OBJECTIVE:
Whenever a line contains the string "Margahof", copy it out of the entries.
======== SUPPLIED INFORMATION
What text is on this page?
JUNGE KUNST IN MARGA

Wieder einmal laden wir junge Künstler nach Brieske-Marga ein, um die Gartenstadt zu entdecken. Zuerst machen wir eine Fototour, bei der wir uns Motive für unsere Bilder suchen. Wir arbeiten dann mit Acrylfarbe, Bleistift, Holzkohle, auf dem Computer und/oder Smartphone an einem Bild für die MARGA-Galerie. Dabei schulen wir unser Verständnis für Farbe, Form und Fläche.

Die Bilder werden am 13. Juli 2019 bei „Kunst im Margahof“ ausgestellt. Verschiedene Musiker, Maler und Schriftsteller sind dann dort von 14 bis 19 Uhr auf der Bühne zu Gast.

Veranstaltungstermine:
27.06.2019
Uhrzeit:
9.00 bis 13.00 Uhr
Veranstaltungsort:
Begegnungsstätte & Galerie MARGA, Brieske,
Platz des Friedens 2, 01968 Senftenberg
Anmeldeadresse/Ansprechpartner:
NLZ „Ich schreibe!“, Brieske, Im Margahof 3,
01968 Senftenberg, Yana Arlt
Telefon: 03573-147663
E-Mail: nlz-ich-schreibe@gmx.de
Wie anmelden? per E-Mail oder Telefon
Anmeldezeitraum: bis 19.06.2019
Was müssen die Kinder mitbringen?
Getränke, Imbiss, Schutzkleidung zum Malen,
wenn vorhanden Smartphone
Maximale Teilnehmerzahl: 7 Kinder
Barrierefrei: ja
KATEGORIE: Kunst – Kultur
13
================
RESPONSE:
Die Bilder werden am 13. Juli 2019 bei „Kunst im Margahof“ ausgestellt. Verschiedene Musiker, Maler und Schriftsteller sind dann dort von 14 bis 19 Uhr auf der Bühne zu Gast.
NLZ „Ich schreibe!“, Brieske, Im Margahof 3,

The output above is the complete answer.